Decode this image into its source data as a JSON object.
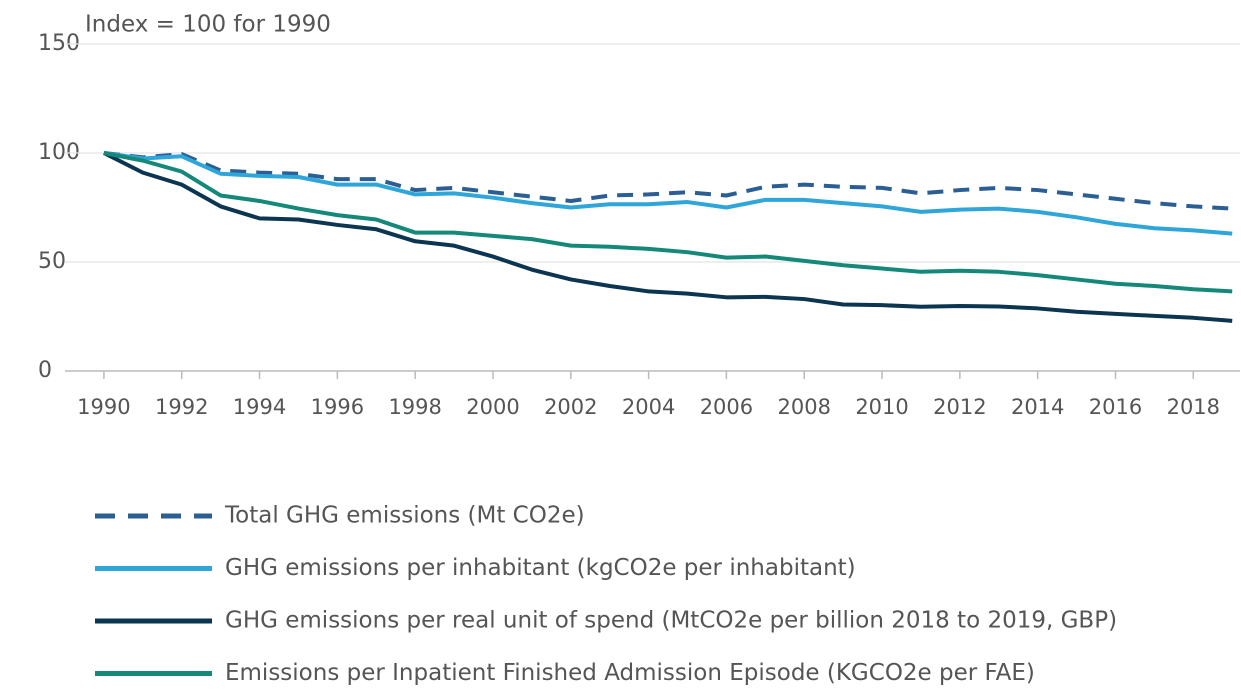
{
  "chart_data": {
    "type": "line",
    "annotation": "Index = 100 for 1990",
    "x": [
      1990,
      1991,
      1992,
      1993,
      1994,
      1995,
      1996,
      1997,
      1998,
      1999,
      2000,
      2001,
      2002,
      2003,
      2004,
      2005,
      2006,
      2007,
      2008,
      2009,
      2010,
      2011,
      2012,
      2013,
      2014,
      2015,
      2016,
      2017,
      2018,
      2019
    ],
    "series": [
      {
        "name": "Total GHG emissions (Mt CO2e)",
        "color": "#2b5f94",
        "line_style": "dashed",
        "values": [
          100,
          98,
          99.5,
          92,
          91,
          90.5,
          88,
          88,
          83,
          84,
          82,
          80,
          78,
          80.5,
          81,
          82,
          80.5,
          84.5,
          85.5,
          84.5,
          84,
          81.5,
          83,
          84,
          83,
          81,
          79,
          77,
          75.5,
          74.5
        ]
      },
      {
        "name": "GHG emissions per inhabitant (kgCO2e per inhabitant)",
        "color": "#2ea6d9",
        "line_style": "solid",
        "values": [
          100,
          97.5,
          98.5,
          90.5,
          89.5,
          89,
          85.5,
          85.5,
          81,
          81.5,
          79.5,
          77,
          75,
          76.5,
          76.5,
          77.5,
          75,
          78.5,
          78.5,
          77,
          75.5,
          73,
          74,
          74.5,
          73,
          70.5,
          67.5,
          65.5,
          64.5,
          63
        ]
      },
      {
        "name": "GHG emissions per real unit of spend (MtCO2e per billion 2018 to 2019, GBP)",
        "color": "#0b3550",
        "line_style": "solid",
        "values": [
          100,
          91,
          85.5,
          75.5,
          70,
          69.5,
          67,
          65,
          59.5,
          57.5,
          52.5,
          46.5,
          42,
          39,
          36.5,
          35.5,
          33.8,
          34,
          33,
          30.5,
          30.2,
          29.5,
          29.8,
          29.6,
          28.7,
          27.2,
          26.2,
          25.3,
          24.4,
          23
        ]
      },
      {
        "name": "Emissions per Inpatient Finished Admission Episode (KGCO2e per FAE)",
        "color": "#14897a",
        "line_style": "solid",
        "values": [
          100,
          96.5,
          91.5,
          80.5,
          78,
          74.5,
          71.5,
          69.5,
          63.5,
          63.5,
          62,
          60.5,
          57.5,
          57,
          56,
          54.5,
          52,
          52.5,
          50.5,
          48.5,
          47,
          45.5,
          46,
          45.5,
          44,
          42,
          40,
          39,
          37.5,
          36.5
        ]
      }
    ],
    "xlim": [
      1989,
      2019.2
    ],
    "xticks": [
      1990,
      1992,
      1994,
      1996,
      1998,
      2000,
      2002,
      2004,
      2006,
      2008,
      2010,
      2012,
      2014,
      2016,
      2018
    ],
    "ylim": [
      0,
      150
    ],
    "yticks": [
      0,
      50,
      100,
      150
    ],
    "grid": true
  }
}
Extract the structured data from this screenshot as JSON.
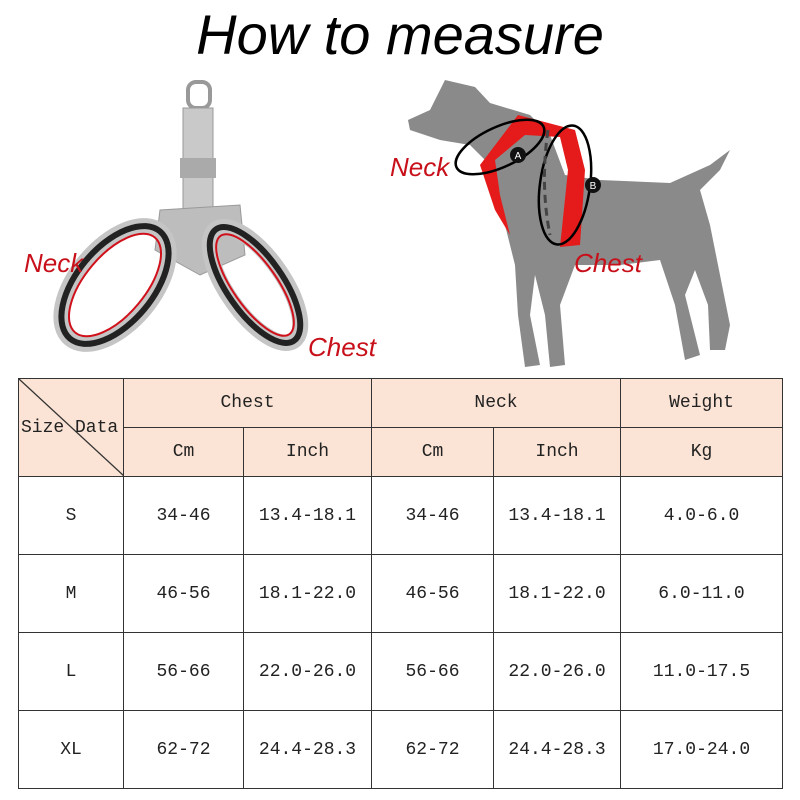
{
  "title": "How to measure",
  "labels": {
    "neck": "Neck",
    "chest": "Chest",
    "marker_a": "A",
    "marker_b": "B"
  },
  "colors": {
    "accent": "#c8101a",
    "header_bg": "#fbe4d5",
    "dog": "#8a8a8a"
  },
  "table": {
    "corner": "Size Data",
    "groups": [
      "Chest",
      "Neck",
      "Weight"
    ],
    "units": [
      "Cm",
      "Inch",
      "Cm",
      "Inch",
      "Kg"
    ],
    "rows": [
      {
        "size": "S",
        "chest_cm": "34-46",
        "chest_in": "13.4-18.1",
        "neck_cm": "34-46",
        "neck_in": "13.4-18.1",
        "weight": "4.0-6.0"
      },
      {
        "size": "M",
        "chest_cm": "46-56",
        "chest_in": "18.1-22.0",
        "neck_cm": "46-56",
        "neck_in": "18.1-22.0",
        "weight": "6.0-11.0"
      },
      {
        "size": "L",
        "chest_cm": "56-66",
        "chest_in": "22.0-26.0",
        "neck_cm": "56-66",
        "neck_in": "22.0-26.0",
        "weight": "11.0-17.5"
      },
      {
        "size": "XL",
        "chest_cm": "62-72",
        "chest_in": "24.4-28.3",
        "neck_cm": "62-72",
        "neck_in": "24.4-28.3",
        "weight": "17.0-24.0"
      }
    ]
  }
}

+===+

▶ _AIM OF THE TASK_:
What comes back should match the records exactly, minus any pictures.

▶ _PROBLEM SOLUTION_:
Decode this image into its source data as a JSON object.
{
  "chart_data": {
    "type": "line",
    "annotation": "Index = 100 for 1990",
    "x": [
      1990,
      1991,
      1992,
      1993,
      1994,
      1995,
      1996,
      1997,
      1998,
      1999,
      2000,
      2001,
      2002,
      2003,
      2004,
      2005,
      2006,
      2007,
      2008,
      2009,
      2010,
      2011,
      2012,
      2013,
      2014,
      2015,
      2016,
      2017,
      2018,
      2019
    ],
    "series": [
      {
        "name": "Total GHG emissions (Mt CO2e)",
        "color": "#2b5f94",
        "line_style": "dashed",
        "values": [
          100,
          98,
          99.5,
          92,
          91,
          90.5,
          88,
          88,
          83,
          84,
          82,
          80,
          78,
          80.5,
          81,
          82,
          80.5,
          84.5,
          85.5,
          84.5,
          84,
          81.5,
          83,
          84,
          83,
          81,
          79,
          77,
          75.5,
          74.5
        ]
      },
      {
        "name": "GHG emissions per inhabitant (kgCO2e per inhabitant)",
        "color": "#2ea6d9",
        "line_style": "solid",
        "values": [
          100,
          97.5,
          98.5,
          90.5,
          89.5,
          89,
          85.5,
          85.5,
          81,
          81.5,
          79.5,
          77,
          75,
          76.5,
          76.5,
          77.5,
          75,
          78.5,
          78.5,
          77,
          75.5,
          73,
          74,
          74.5,
          73,
          70.5,
          67.5,
          65.5,
          64.5,
          63
        ]
      },
      {
        "name": "GHG emissions per real unit of spend (MtCO2e per billion 2018 to 2019, GBP)",
        "color": "#0b3550",
        "line_style": "solid",
        "values": [
          100,
          91,
          85.5,
          75.5,
          70,
          69.5,
          67,
          65,
          59.5,
          57.5,
          52.5,
          46.5,
          42,
          39,
          36.5,
          35.5,
          33.8,
          34,
          33,
          30.5,
          30.2,
          29.5,
          29.8,
          29.6,
          28.7,
          27.2,
          26.2,
          25.3,
          24.4,
          23
        ]
      },
      {
        "name": "Emissions per Inpatient Finished Admission Episode (KGCO2e per FAE)",
        "color": "#14897a",
        "line_style": "solid",
        "values": [
          100,
          96.5,
          91.5,
          80.5,
          78,
          74.5,
          71.5,
          69.5,
          63.5,
          63.5,
          62,
          60.5,
          57.5,
          57,
          56,
          54.5,
          52,
          52.5,
          50.5,
          48.5,
          47,
          45.5,
          46,
          45.5,
          44,
          42,
          40,
          39,
          37.5,
          36.5
        ]
      }
    ],
    "xlim": [
      1989,
      2019.2
    ],
    "xticks": [
      1990,
      1992,
      1994,
      1996,
      1998,
      2000,
      2002,
      2004,
      2006,
      2008,
      2010,
      2012,
      2014,
      2016,
      2018
    ],
    "ylim": [
      0,
      150
    ],
    "yticks": [
      0,
      50,
      100,
      150
    ],
    "grid": true
  }
}
Extract the structured data from this screenshot as JSON.
{
  "title": "How to measure",
  "labels": {
    "neck": "Neck",
    "chest": "Chest",
    "marker_a": "A",
    "marker_b": "B"
  },
  "colors": {
    "accent": "#c8101a",
    "header_bg": "#fbe4d5",
    "dog": "#8a8a8a"
  },
  "table": {
    "corner": "Size Data",
    "groups": [
      "Chest",
      "Neck",
      "Weight"
    ],
    "units": [
      "Cm",
      "Inch",
      "Cm",
      "Inch",
      "Kg"
    ],
    "rows": [
      {
        "size": "S",
        "chest_cm": "34-46",
        "chest_in": "13.4-18.1",
        "neck_cm": "34-46",
        "neck_in": "13.4-18.1",
        "weight": "4.0-6.0"
      },
      {
        "size": "M",
        "chest_cm": "46-56",
        "chest_in": "18.1-22.0",
        "neck_cm": "46-56",
        "neck_in": "18.1-22.0",
        "weight": "6.0-11.0"
      },
      {
        "size": "L",
        "chest_cm": "56-66",
        "chest_in": "22.0-26.0",
        "neck_cm": "56-66",
        "neck_in": "22.0-26.0",
        "weight": "11.0-17.5"
      },
      {
        "size": "XL",
        "chest_cm": "62-72",
        "chest_in": "24.4-28.3",
        "neck_cm": "62-72",
        "neck_in": "24.4-28.3",
        "weight": "17.0-24.0"
      }
    ]
  }
}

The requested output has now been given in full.